## Items
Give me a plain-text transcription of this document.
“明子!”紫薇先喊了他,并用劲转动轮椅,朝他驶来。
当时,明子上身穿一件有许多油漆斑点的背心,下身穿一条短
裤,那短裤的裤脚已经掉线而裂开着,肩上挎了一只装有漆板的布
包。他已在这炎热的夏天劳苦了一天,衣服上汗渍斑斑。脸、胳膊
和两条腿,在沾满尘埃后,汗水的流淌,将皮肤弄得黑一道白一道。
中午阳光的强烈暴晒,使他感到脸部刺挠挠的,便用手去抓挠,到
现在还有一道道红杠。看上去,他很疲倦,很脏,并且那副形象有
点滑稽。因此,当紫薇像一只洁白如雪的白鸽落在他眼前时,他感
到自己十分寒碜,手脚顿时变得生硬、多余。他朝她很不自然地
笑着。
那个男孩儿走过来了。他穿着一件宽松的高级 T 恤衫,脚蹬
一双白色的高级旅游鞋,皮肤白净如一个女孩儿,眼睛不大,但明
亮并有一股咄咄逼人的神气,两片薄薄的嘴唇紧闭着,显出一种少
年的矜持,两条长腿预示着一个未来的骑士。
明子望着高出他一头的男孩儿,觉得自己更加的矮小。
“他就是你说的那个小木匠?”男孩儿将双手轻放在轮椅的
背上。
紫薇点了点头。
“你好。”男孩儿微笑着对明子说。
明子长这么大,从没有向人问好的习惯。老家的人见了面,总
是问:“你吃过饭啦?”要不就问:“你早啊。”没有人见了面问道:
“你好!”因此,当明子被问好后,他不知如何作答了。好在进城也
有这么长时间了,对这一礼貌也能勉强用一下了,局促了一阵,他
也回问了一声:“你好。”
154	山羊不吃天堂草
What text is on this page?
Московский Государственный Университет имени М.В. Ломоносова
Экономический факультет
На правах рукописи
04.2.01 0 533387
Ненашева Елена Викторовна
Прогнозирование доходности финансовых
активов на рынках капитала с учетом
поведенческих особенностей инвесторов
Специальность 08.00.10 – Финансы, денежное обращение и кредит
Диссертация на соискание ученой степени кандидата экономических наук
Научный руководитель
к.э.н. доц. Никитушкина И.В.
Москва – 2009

## Exercise requirements
Report all lines of the material that contain the word "text".

## Solved problem
Give me a plain-text transcription of this document.
What text is on this page?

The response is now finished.